[Start of RECORDS PROVIDED]

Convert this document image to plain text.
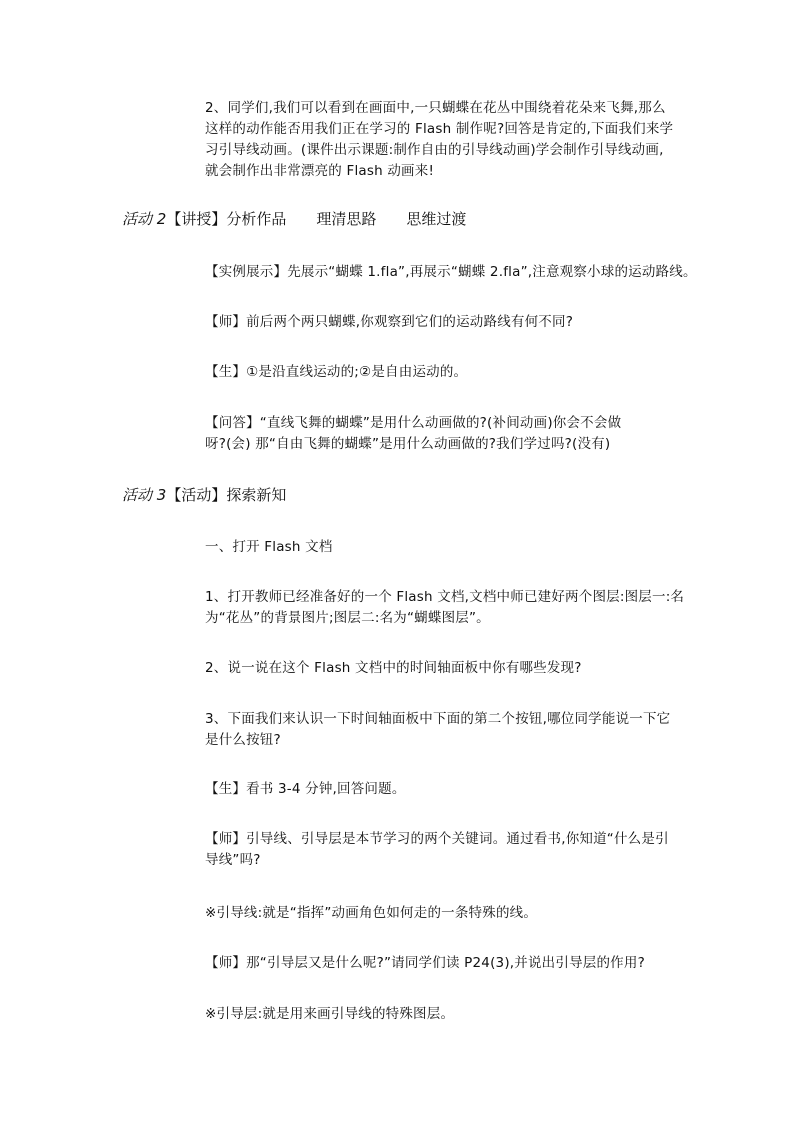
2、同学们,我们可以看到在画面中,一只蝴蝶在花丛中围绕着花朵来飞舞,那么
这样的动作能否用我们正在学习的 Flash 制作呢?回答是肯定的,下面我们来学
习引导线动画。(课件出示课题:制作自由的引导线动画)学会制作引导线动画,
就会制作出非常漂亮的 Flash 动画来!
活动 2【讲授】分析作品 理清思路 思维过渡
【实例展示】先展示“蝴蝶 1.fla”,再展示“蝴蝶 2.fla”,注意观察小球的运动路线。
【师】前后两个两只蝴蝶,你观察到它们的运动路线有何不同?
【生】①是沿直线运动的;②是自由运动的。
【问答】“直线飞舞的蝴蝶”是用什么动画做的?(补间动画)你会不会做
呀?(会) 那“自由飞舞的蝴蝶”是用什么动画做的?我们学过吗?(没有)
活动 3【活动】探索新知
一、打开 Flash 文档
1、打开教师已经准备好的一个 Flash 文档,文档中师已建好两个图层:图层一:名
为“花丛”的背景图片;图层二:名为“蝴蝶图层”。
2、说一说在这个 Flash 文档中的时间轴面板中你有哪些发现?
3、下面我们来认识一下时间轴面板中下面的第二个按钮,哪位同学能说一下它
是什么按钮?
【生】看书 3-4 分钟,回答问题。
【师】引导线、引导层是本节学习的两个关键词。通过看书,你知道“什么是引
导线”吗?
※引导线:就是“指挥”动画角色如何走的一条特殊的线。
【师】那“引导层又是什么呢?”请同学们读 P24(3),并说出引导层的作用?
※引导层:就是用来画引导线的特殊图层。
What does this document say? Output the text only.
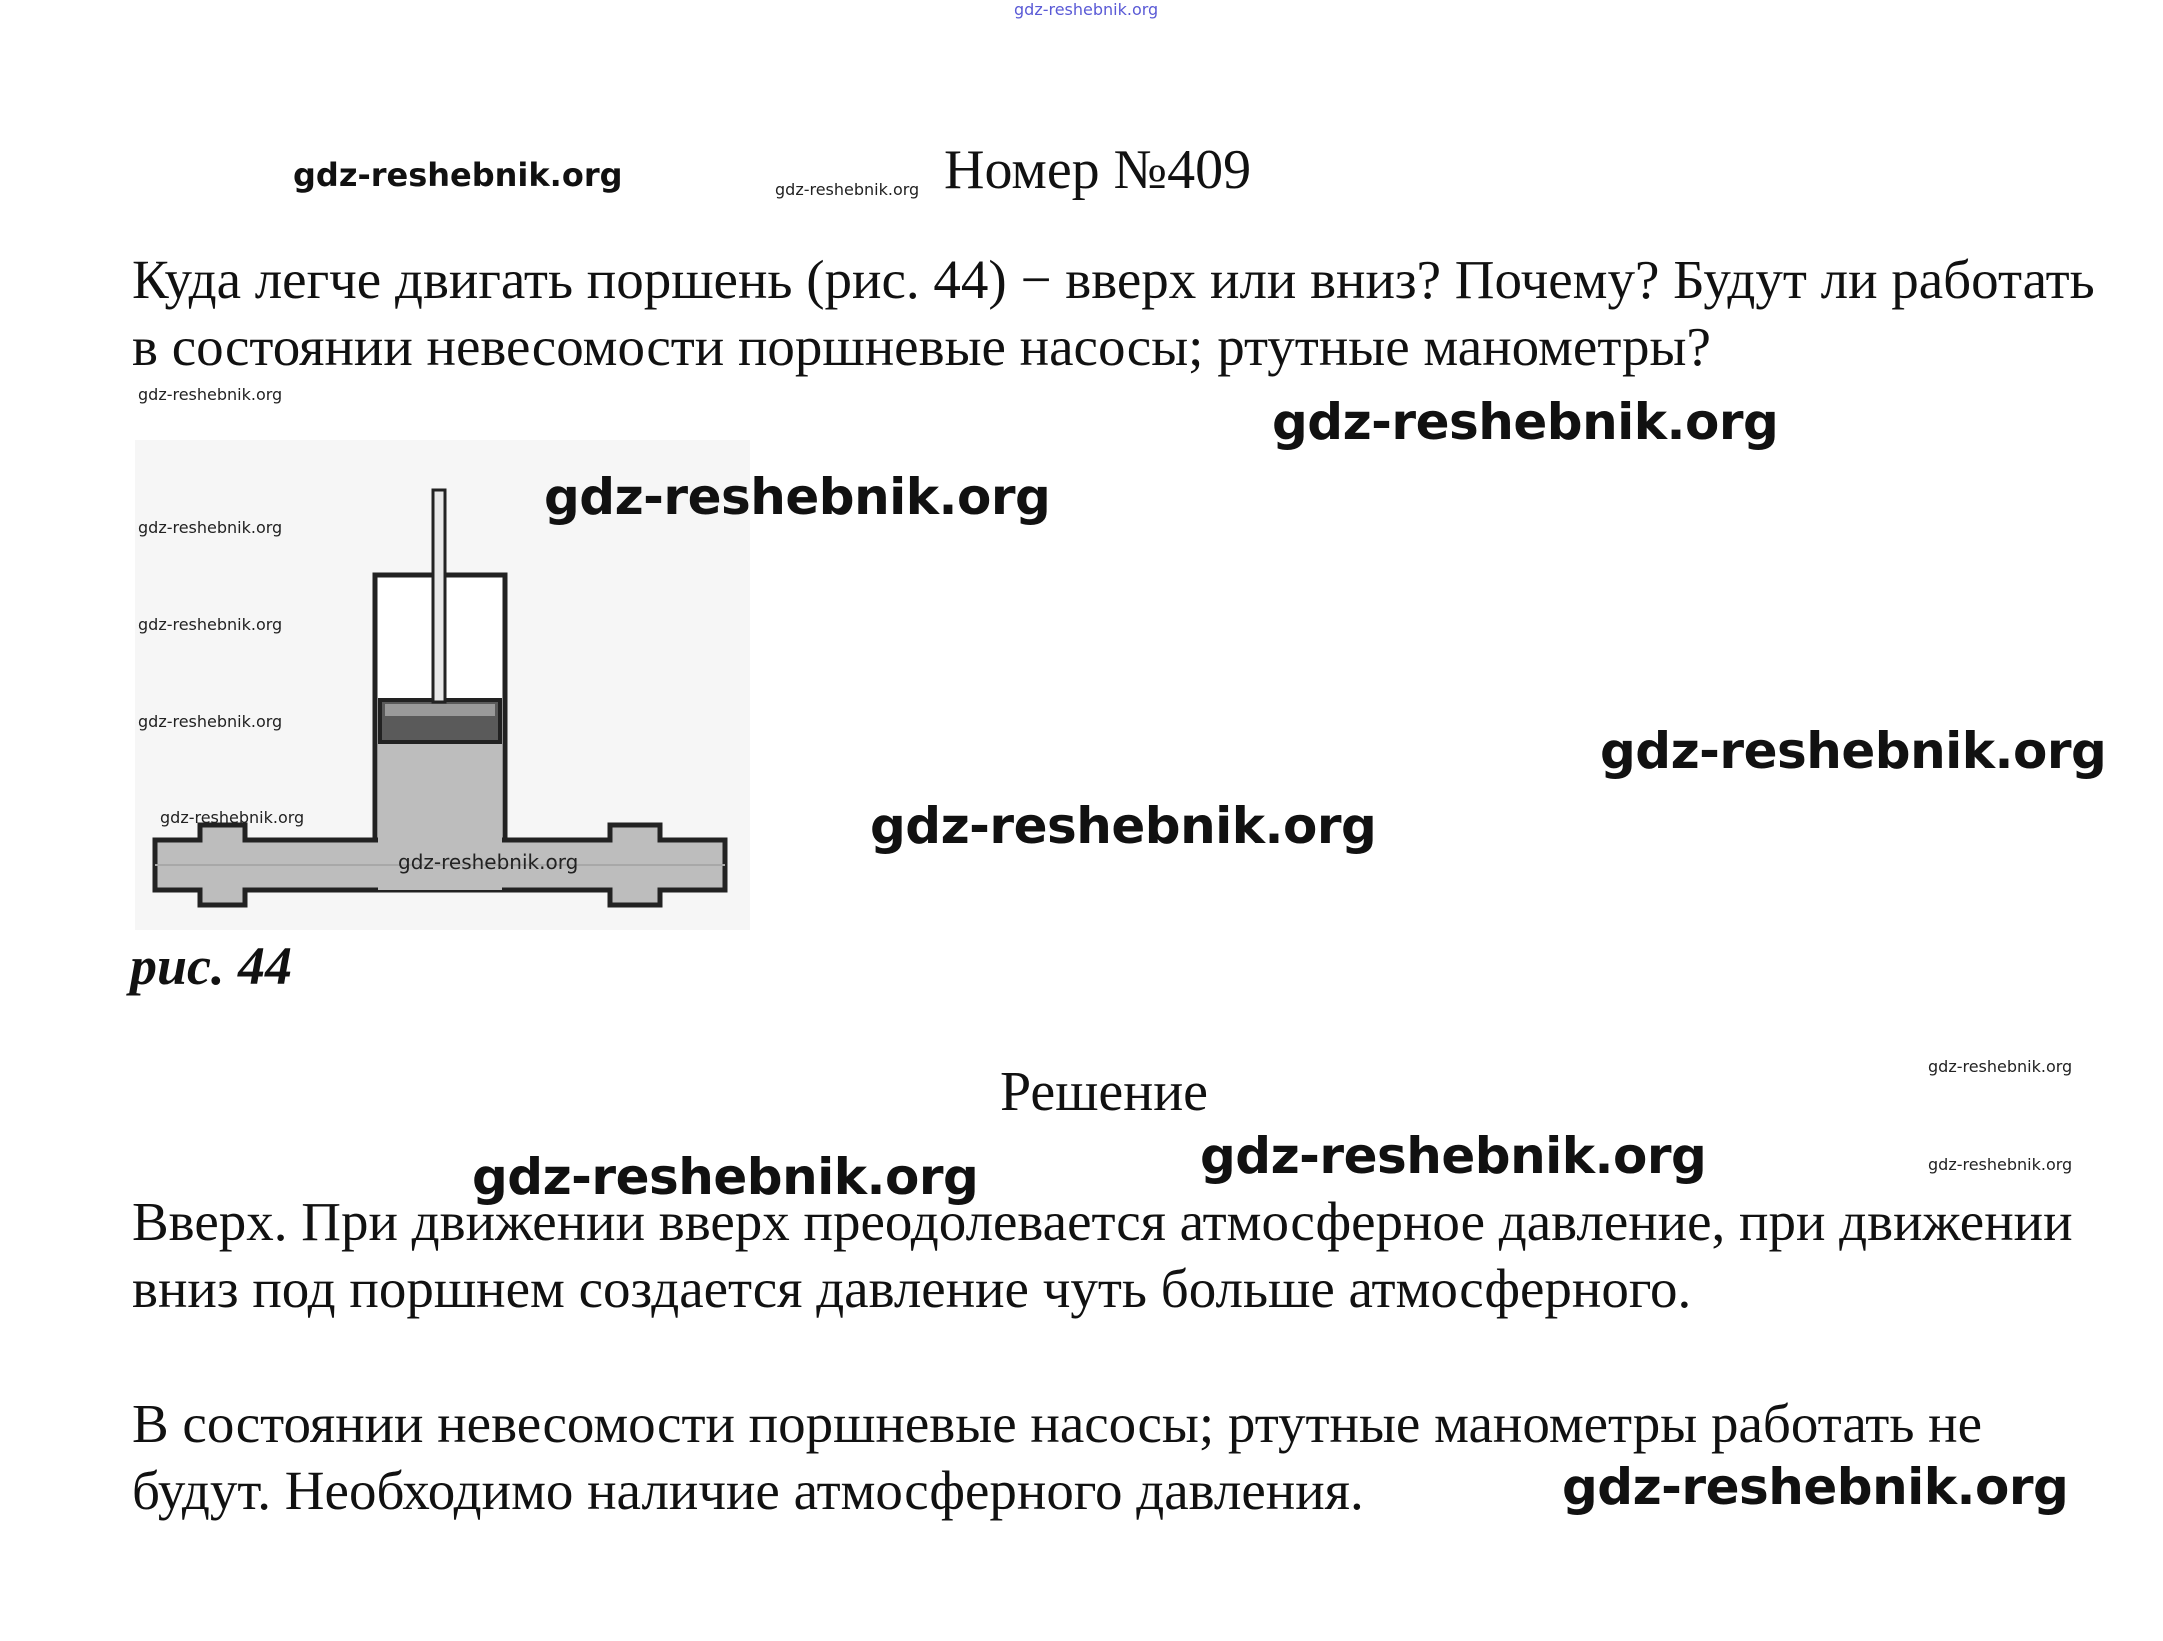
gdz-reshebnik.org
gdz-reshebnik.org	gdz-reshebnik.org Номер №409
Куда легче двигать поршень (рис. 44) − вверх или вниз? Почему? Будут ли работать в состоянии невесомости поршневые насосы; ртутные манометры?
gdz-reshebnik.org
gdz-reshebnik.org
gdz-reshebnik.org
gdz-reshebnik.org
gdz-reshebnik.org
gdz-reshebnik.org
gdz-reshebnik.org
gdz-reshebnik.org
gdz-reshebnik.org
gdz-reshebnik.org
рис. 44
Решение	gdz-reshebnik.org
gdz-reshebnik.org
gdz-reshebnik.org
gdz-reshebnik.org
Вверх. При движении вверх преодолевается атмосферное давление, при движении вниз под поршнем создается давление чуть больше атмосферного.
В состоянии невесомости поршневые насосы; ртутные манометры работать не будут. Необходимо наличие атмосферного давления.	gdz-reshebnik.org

[End of RECORDS PROVIDED]

Reproduce exactly the lines from the one with "What does this" to the bottom of the listing, both ends included, and nothing else. Skip the pictures.

> _EXERCISE RESULT_
What does this document say? Output the text only.
gdz-reshebnik.org
gdz-reshebnik.org	gdz-reshebnik.org Номер №409
Куда легче двигать поршень (рис. 44) − вверх или вниз? Почему? Будут ли работать в состоянии невесомости поршневые насосы; ртутные манометры?
gdz-reshebnik.org
gdz-reshebnik.org
gdz-reshebnik.org
gdz-reshebnik.org
gdz-reshebnik.org
gdz-reshebnik.org
gdz-reshebnik.org
gdz-reshebnik.org
gdz-reshebnik.org
gdz-reshebnik.org
рис. 44
Решение	gdz-reshebnik.org
gdz-reshebnik.org
gdz-reshebnik.org
gdz-reshebnik.org
Вверх. При движении вверх преодолевается атмосферное давление, при движении вниз под поршнем создается давление чуть больше атмосферного.
В состоянии невесомости поршневые насосы; ртутные манометры работать не будут. Необходимо наличие атмосферного давления.	gdz-reshebnik.org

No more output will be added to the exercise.